Set of tasks:
**1.** Translate this sentence from the article on Arctic LLM below into Spanish: "MoE architectures basically break down data processing tasks into subtasks and then delegate them to smaller, specialized “expert” models."
**2.** Carry on writing the article on Arctic LLM below, starting after its final sentence.

Document extract:
Arctic LLM, like DBRX and Google’s top-performing generative model of the moment, Gemini 1.5 Pro, is a mixture of experts (MoE) architecture. MoE architectures basically break down data processing tasks into subtasks and then delegate them to smaller, specialized “expert” models. So, while Arctic LLM contains 480 billion parameters, it only activates 17 billion at a time — enough to drive the 128 separate expert models. (Parameters essentially define the skill of an AI model on a problem, like analyzing and generating text.)

Snowflake claims that this efficient design enabled it to train Arctic LLM on open public web data sets (including RefinedWeb, C4, RedPajama and StarCoder) at “roughly one-eighth the cost of similar models.”

Running everywhere

Snowflake is providing resources like coding templates and a list of training sources alongside Arctic LLM to guide users through the process of getting the model up and running and fine-tuning it for particular use cases. But, recognizing that those are likely to be costly and complex undertakings for most developers (fine-tuning or running Arctic LLM requires around eight GPUs), Snowflake’s also pledging to make Arctic LLM available across a range of hosts, including Hugging Face, Microsoft Azure, Together AI’s model-hosting service and enterprise generative AI platform Lamini.

Here’s the rub, though: Arctic LLM will be available first on Cortex, Snowflake’s platform for building AI- and machine learning-powered apps and services. The company’s unsurprisingly pitching it as the preferred way to run Arctic LLM with “security,” “governance” and scalability.

“Our dream here is, within a year, to have an API that our customers can use so that business users can directly talk to data,” Ramaswamy said. “It would’ve been easy for us to say, ‘Oh, we’ll just wait for some open source model and we’ll use it. Instead, we’re making a foundational investment because we think [it’s] going to unlock more value for our customers.”

So I’m left wondering: Who’s Arctic LLM really for besides Snowflake customers?

In a landscape full of “open” generative models that can be fine-tuned for practically any purpose, Arctic LLM doesn’t stand out in any obvious way. Its architecture might bring efficiency gains over some of the other options out there. But I’m not convinced that they’ll be dramatic enough to sway enterprises away from the countless other well-known and -supported, business-friendly generative models (e.g. GPT-4).

Excerpted records:

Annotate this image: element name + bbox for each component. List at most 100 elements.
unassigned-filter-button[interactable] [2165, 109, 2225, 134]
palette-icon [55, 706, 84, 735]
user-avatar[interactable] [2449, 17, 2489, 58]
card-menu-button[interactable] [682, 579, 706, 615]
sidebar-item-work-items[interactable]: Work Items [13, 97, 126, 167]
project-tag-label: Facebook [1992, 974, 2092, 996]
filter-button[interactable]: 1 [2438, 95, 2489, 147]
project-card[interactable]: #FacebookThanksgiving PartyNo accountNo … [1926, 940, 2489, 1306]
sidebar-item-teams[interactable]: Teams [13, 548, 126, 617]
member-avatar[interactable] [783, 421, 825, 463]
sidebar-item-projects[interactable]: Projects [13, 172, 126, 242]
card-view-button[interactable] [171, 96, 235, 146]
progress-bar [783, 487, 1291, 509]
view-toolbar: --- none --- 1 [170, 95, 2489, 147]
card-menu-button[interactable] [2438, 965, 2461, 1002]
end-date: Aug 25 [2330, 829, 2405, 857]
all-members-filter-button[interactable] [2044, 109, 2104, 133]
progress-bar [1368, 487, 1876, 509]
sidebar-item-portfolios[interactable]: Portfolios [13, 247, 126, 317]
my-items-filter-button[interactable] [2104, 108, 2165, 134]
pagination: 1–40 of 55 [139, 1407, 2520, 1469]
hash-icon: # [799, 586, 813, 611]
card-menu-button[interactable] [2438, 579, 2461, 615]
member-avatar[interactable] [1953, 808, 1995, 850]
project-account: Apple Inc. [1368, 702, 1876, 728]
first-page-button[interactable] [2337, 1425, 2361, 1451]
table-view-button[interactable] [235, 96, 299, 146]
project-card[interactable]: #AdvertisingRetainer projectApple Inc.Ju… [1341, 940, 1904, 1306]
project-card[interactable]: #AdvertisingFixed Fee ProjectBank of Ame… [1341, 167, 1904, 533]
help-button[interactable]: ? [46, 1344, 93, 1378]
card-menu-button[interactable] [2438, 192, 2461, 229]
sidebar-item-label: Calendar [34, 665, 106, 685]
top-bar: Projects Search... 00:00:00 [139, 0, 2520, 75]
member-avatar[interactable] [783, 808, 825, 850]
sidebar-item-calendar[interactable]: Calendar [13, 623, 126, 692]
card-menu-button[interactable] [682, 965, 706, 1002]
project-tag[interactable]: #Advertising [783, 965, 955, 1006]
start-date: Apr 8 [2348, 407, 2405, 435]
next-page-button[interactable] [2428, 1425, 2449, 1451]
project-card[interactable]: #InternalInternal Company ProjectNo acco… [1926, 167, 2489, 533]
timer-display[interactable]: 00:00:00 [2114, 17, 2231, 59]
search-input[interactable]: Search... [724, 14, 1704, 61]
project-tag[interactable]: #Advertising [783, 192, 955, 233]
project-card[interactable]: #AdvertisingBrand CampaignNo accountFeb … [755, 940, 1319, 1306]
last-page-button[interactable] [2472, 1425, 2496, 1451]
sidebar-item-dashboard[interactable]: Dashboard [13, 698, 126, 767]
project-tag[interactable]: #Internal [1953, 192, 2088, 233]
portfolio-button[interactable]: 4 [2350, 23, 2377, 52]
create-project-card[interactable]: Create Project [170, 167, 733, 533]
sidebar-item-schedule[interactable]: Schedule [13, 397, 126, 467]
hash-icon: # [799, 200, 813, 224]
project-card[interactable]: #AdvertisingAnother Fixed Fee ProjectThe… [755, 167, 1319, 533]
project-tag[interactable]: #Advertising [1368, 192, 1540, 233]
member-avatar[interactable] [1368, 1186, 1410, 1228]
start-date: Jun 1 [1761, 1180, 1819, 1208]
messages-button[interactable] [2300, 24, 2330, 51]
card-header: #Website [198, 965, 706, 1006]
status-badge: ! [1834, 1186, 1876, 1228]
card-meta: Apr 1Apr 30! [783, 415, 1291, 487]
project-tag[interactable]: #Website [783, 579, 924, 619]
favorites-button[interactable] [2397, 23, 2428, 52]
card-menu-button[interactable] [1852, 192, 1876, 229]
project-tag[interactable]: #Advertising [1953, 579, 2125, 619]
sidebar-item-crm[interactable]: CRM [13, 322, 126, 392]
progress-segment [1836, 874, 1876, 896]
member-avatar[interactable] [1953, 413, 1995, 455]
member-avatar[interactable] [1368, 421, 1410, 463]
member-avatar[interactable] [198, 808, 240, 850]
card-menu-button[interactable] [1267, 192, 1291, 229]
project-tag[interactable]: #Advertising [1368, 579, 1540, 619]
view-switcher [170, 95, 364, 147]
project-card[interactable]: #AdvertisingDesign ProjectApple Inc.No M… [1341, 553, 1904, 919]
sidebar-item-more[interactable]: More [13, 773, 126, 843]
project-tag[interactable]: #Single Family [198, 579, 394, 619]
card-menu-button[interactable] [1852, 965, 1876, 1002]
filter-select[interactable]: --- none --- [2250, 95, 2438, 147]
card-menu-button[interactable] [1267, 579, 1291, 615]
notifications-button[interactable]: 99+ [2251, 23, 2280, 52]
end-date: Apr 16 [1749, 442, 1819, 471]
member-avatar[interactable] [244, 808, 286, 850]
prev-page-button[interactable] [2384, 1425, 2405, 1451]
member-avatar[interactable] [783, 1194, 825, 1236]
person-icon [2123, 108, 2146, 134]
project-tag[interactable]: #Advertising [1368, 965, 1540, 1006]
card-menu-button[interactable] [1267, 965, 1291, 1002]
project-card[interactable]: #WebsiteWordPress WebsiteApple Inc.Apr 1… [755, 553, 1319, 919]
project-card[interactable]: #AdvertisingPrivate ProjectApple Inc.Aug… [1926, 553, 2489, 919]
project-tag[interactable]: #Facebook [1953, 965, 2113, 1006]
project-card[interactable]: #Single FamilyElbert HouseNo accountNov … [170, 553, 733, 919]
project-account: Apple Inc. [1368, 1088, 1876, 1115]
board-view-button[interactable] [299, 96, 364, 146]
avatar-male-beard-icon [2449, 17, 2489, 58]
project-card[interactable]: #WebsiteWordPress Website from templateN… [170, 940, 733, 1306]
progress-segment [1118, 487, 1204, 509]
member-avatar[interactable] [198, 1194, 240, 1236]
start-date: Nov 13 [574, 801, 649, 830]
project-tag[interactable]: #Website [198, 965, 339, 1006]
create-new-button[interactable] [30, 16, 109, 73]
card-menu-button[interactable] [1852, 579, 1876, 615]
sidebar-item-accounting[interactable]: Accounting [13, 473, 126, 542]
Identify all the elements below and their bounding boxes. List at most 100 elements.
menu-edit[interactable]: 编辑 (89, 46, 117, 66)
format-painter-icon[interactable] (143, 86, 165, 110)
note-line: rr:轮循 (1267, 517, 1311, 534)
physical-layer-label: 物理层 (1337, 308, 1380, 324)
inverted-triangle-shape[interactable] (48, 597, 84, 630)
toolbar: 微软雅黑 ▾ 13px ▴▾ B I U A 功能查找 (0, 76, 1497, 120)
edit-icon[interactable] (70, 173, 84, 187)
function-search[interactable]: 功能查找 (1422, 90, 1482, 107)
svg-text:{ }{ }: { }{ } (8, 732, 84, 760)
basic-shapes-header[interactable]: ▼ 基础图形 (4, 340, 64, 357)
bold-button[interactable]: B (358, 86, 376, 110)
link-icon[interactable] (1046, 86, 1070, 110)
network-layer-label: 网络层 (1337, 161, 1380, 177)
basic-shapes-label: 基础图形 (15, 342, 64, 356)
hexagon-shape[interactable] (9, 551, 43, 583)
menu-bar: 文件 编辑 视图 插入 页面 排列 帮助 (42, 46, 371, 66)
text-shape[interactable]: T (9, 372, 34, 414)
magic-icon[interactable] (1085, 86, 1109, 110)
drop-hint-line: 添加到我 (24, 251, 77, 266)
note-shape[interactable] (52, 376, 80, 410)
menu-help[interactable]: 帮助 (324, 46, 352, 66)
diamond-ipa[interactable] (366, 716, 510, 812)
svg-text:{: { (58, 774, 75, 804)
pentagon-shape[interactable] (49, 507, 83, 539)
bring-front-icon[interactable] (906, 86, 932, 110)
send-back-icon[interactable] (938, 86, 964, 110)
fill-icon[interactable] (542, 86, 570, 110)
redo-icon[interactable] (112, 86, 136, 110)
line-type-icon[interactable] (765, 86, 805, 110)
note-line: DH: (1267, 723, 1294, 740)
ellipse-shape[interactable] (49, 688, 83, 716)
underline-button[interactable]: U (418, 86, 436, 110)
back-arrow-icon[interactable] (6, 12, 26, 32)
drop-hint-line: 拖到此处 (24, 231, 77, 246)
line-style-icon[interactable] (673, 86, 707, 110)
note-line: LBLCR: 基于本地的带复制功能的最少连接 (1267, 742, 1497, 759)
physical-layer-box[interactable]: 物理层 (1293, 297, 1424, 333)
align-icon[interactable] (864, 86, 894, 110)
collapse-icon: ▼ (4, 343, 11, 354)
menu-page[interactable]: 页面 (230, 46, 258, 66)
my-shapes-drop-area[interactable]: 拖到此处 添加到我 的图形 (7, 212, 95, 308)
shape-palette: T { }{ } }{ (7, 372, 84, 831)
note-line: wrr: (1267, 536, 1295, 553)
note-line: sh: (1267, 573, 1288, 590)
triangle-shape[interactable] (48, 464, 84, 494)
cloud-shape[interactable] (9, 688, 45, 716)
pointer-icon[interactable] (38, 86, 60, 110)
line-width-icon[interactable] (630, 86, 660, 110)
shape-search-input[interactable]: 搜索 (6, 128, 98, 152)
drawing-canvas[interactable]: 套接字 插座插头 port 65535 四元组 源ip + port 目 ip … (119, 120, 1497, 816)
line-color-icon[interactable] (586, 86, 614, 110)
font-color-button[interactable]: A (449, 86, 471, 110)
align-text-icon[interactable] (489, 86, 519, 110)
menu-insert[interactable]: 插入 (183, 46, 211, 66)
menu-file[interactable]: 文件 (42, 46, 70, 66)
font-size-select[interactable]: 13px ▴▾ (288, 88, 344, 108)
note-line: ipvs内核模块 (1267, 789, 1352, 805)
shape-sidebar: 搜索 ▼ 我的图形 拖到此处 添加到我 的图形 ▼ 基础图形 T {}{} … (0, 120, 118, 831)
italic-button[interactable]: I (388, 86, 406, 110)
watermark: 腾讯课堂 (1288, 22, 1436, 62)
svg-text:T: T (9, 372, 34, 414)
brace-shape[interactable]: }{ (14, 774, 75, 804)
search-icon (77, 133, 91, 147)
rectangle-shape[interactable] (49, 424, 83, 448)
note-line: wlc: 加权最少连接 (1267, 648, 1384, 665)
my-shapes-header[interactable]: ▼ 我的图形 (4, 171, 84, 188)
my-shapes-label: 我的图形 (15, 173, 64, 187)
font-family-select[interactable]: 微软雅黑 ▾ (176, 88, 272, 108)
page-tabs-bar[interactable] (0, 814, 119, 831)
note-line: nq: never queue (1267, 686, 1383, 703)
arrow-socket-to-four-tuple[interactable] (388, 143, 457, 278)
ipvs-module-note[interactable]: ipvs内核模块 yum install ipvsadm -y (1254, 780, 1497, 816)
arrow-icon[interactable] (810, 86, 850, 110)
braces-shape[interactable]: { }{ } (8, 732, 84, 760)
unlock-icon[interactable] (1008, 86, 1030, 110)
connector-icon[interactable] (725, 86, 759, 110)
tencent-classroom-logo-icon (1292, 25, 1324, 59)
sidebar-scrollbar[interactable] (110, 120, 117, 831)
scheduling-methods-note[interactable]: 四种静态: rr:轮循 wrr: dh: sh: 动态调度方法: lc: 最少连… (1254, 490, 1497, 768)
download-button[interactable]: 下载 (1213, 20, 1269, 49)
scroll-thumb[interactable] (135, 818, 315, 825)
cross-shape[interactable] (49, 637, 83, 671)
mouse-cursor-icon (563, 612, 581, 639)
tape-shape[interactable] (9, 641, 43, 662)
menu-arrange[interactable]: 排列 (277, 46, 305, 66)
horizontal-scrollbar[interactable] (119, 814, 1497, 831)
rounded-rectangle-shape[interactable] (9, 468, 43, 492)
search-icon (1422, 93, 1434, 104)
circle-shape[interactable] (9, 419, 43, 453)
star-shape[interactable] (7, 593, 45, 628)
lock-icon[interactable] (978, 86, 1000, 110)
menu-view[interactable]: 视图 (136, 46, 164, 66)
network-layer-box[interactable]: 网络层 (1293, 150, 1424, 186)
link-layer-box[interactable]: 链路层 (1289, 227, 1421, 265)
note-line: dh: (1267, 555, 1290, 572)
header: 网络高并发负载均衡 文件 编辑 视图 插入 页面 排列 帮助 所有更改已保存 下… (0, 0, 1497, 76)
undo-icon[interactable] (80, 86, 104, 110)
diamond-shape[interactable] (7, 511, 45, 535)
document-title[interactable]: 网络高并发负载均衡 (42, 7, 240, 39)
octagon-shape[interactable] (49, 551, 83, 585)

Answers:
**1.** Las arquitecturas MoE básicamente dividen las tareas de procesamiento de datos en subtareas y luego las delegan a modelos «expertos» más pequeños y especializados.

**2.**
There’s also a point in Arctic LLM’s disfavor to consider: its relatively small context.

In generative AI, context window refers to input data (e.g. text) that a model considers before generating output (e.g. more text). Models with small context windows are prone to forgetting the content of even very recent conversations, while models with larger contexts typically avoid this pitfall.

Arctic LLM’s context is between ~8,000 and ~24,000 words, dependent on the fine-tuning method — far below that of models like Anthropic’s Claude 3 Opus and Google’s Gemini 1.5 Pro.

Snowflake doesn’t mention it in the marketing, but Arctic LLM almost certainly suffers from the same limitations and shortcomings as other generative AI models — namely, hallucinations (i.e. confidently answering requests incorrectly). That’s because Arctic LLM, along with every other generative AI model in existence, is a statistical probability machine — one that, again, has a small context window. It guesses based on vast amounts of examples which data makes the most “sense” to place where (e.g. the word “go” before “the market” in the sentence “I go to the market”). It’ll inevitably guess wrong — and that’s a “hallucination.”

As Devin writes in his piece, until the next major technical breakthrough, incremental improvements are all we have to look forward to in the generative AI domain. That won’t stop vendors like Snowflake from championing them as great achievements, though, and marketing them for all they’re worth.